**YOUR GOAL**.
Select the lines below containing the word "name".
--- SOURCE DATA ---
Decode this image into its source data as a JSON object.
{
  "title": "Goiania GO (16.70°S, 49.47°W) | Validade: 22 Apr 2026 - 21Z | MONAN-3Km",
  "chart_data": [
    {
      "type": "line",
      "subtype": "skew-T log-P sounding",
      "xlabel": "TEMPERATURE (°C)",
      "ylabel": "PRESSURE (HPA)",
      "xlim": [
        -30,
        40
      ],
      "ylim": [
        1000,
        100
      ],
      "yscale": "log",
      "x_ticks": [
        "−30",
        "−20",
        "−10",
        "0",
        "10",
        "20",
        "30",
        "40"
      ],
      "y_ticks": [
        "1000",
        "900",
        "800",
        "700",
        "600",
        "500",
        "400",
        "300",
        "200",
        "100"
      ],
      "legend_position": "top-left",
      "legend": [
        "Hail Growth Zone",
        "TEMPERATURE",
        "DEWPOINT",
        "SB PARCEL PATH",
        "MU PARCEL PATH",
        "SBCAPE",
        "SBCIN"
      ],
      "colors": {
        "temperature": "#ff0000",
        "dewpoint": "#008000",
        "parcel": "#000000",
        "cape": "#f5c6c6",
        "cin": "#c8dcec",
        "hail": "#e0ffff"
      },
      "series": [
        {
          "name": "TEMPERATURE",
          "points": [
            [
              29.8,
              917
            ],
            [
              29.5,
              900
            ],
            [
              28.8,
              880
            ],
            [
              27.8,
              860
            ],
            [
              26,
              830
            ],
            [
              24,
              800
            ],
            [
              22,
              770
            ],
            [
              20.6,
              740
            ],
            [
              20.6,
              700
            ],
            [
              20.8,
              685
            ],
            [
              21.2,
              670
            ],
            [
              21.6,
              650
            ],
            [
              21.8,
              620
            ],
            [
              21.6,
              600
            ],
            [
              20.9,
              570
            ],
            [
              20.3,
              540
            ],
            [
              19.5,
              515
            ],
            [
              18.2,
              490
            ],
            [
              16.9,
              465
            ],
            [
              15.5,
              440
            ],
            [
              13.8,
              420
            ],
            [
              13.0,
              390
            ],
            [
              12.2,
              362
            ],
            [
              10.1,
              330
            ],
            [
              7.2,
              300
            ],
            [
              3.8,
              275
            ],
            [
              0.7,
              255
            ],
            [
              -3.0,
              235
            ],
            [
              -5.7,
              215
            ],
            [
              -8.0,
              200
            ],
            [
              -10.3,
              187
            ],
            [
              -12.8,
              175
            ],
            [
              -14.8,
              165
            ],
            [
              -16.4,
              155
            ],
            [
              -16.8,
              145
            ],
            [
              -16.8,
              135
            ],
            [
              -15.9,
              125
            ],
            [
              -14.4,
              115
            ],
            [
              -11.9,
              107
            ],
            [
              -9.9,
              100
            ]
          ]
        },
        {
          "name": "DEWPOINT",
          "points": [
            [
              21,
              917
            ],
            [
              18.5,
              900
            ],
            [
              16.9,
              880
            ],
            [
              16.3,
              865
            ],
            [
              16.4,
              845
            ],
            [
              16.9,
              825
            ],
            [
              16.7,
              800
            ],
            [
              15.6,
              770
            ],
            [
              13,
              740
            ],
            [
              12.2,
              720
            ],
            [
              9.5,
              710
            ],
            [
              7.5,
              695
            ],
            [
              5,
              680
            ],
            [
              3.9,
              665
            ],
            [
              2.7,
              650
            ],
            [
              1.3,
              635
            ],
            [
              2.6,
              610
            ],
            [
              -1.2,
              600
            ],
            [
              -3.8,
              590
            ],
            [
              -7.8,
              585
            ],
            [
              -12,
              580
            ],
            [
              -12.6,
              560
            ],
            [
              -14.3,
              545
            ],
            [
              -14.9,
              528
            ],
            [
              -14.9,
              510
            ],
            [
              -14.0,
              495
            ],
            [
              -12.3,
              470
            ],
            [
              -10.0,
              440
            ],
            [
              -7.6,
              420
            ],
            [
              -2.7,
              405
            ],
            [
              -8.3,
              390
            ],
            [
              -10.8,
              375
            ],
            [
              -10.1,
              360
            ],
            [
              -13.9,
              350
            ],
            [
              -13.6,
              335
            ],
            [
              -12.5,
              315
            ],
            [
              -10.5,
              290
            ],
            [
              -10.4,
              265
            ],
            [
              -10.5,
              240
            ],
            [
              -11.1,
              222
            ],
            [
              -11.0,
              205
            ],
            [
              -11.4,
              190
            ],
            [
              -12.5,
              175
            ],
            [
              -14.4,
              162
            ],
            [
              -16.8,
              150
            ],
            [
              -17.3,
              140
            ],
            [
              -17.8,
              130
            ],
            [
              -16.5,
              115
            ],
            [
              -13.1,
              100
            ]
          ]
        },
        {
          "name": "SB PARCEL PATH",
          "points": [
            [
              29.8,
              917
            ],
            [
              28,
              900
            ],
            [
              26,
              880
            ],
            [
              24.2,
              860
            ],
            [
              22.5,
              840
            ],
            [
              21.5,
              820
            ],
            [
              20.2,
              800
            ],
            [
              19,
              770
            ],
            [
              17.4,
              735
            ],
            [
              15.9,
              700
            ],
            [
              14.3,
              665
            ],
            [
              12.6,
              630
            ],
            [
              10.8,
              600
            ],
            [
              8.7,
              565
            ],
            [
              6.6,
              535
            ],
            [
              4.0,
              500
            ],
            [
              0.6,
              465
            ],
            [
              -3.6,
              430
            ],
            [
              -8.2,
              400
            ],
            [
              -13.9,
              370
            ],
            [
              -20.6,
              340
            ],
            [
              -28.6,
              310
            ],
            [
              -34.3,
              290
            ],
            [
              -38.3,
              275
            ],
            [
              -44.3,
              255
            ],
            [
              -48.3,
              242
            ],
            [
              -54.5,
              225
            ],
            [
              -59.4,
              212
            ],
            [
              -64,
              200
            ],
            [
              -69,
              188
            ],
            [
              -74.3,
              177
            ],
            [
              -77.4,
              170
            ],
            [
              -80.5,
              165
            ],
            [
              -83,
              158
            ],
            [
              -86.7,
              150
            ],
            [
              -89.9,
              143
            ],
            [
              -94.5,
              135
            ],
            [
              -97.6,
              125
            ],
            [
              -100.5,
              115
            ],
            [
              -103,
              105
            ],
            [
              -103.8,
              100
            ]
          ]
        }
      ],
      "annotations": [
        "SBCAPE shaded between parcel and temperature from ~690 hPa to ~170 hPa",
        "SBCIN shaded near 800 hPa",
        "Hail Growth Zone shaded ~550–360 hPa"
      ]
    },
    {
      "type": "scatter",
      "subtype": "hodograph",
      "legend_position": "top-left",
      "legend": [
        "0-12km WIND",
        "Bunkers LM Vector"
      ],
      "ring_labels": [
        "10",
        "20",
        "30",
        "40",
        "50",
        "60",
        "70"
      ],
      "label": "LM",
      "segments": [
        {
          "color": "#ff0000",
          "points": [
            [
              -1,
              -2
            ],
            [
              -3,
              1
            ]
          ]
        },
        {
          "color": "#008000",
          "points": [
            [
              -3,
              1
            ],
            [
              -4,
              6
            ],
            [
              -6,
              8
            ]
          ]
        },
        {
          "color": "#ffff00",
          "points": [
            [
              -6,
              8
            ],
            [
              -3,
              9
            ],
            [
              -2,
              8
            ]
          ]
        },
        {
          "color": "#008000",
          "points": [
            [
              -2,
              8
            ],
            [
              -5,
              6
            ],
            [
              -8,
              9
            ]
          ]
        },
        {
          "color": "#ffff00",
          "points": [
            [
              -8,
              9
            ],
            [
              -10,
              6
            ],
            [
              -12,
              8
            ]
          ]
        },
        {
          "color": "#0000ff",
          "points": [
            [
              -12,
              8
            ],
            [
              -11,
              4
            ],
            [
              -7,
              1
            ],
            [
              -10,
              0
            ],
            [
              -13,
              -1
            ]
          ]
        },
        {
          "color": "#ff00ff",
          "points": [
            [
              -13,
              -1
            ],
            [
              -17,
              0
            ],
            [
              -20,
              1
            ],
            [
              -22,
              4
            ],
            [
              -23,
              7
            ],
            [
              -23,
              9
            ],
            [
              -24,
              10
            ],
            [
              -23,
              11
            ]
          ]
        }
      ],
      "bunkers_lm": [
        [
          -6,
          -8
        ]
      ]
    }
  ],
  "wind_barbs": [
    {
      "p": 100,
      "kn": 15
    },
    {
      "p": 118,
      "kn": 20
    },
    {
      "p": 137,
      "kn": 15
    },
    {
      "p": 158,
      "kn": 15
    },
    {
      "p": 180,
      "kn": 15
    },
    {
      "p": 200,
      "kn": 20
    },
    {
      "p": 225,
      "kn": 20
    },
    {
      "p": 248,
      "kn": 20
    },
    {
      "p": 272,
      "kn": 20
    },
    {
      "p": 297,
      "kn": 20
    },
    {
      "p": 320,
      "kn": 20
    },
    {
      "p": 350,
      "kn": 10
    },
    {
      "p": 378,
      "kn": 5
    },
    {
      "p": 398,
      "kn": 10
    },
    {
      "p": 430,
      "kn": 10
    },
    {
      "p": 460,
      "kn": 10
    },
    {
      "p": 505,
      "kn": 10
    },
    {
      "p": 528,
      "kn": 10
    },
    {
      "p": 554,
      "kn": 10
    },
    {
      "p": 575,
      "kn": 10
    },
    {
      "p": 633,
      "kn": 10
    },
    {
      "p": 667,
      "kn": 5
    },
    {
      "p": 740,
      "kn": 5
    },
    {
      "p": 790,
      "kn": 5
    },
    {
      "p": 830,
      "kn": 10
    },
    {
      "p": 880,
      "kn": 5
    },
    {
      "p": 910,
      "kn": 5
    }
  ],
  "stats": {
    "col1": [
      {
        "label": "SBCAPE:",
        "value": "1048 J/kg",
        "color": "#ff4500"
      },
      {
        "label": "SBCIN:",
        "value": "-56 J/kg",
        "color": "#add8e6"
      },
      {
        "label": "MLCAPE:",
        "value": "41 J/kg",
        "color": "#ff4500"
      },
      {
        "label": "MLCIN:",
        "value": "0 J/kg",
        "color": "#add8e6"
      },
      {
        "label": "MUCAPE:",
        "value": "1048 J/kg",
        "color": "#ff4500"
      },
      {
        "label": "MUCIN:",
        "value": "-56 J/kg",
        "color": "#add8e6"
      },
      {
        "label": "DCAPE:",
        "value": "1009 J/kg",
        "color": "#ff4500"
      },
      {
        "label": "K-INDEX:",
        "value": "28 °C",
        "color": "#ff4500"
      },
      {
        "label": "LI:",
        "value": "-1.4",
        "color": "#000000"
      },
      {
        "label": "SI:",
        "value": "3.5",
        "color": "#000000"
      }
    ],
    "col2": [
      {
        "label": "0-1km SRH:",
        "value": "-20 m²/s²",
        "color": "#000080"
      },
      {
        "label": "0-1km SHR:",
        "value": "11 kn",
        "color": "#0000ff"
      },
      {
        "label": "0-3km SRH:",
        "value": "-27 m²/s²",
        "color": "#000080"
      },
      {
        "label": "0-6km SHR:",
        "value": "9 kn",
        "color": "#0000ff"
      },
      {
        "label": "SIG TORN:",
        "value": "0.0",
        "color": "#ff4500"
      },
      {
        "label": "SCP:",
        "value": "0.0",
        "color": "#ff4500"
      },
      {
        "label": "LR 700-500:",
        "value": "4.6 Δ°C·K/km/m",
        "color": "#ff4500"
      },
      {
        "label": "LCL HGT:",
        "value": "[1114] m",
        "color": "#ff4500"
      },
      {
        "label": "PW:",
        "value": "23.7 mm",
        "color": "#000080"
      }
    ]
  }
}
---
**SOLUTION TO THIS PROBLEM**.
          "name": "TEMPERATURE",
          "name": "DEWPOINT",
          "name": "SB PARCEL PATH",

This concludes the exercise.